THE TASK: Go through the listing below and list every line with "JSON".

TASK INPUT:
★ ★ ★ ★

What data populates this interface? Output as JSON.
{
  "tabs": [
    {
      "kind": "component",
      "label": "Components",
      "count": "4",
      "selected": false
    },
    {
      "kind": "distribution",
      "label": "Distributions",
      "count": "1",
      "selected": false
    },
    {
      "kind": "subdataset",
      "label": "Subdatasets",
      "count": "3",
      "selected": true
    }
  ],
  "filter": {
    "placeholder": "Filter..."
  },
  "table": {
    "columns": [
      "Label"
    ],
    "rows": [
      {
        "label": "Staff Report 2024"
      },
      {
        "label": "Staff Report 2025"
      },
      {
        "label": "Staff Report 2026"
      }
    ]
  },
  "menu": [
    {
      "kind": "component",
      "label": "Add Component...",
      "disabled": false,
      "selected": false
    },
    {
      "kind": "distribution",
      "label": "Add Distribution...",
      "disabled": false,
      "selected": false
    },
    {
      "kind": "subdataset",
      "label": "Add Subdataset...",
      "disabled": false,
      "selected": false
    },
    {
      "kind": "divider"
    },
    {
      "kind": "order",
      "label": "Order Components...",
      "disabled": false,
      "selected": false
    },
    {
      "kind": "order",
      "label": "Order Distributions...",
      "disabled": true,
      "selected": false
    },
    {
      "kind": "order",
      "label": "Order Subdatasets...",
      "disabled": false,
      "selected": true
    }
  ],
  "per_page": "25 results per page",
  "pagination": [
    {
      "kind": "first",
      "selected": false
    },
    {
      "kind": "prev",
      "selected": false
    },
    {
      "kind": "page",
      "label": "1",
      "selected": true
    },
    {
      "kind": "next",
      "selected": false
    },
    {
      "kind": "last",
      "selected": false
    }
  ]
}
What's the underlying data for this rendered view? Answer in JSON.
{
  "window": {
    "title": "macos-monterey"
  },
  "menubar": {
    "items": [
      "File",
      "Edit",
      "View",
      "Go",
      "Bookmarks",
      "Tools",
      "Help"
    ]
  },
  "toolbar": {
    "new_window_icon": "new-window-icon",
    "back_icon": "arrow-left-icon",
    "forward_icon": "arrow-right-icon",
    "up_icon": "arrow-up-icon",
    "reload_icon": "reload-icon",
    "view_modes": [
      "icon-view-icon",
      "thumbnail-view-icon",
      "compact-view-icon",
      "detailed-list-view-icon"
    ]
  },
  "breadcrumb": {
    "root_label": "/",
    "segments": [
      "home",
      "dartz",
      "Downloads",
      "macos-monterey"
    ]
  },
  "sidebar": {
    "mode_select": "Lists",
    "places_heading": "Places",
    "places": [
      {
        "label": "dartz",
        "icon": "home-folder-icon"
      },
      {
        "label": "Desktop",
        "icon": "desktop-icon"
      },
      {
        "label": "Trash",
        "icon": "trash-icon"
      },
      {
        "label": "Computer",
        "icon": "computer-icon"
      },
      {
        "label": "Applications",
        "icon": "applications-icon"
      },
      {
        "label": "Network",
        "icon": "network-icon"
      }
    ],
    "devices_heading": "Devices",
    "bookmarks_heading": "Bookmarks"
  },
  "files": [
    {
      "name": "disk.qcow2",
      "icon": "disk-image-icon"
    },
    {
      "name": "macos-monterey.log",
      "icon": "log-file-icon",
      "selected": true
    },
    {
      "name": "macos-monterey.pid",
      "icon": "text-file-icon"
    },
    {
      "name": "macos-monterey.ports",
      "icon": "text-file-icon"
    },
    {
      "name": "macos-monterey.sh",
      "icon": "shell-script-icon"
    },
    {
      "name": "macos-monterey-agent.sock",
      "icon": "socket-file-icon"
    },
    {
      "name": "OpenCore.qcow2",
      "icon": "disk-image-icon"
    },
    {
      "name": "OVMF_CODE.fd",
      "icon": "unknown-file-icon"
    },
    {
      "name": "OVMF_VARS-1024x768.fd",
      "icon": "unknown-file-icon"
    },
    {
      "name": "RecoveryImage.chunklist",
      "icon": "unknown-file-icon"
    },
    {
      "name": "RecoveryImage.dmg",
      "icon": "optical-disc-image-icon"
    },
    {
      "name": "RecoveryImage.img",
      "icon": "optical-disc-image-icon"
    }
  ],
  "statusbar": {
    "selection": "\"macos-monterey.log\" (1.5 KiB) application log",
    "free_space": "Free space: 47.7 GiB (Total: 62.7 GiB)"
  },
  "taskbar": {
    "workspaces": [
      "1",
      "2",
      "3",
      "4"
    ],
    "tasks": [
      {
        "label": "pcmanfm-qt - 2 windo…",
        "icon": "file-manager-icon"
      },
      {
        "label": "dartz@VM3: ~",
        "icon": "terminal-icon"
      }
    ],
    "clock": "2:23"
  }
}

★ ★ ★ ★

EXERCISE ANSWER:
What data populates this interface? Output as JSON.
What's the underlying data for this rendered view? Answer in JSON.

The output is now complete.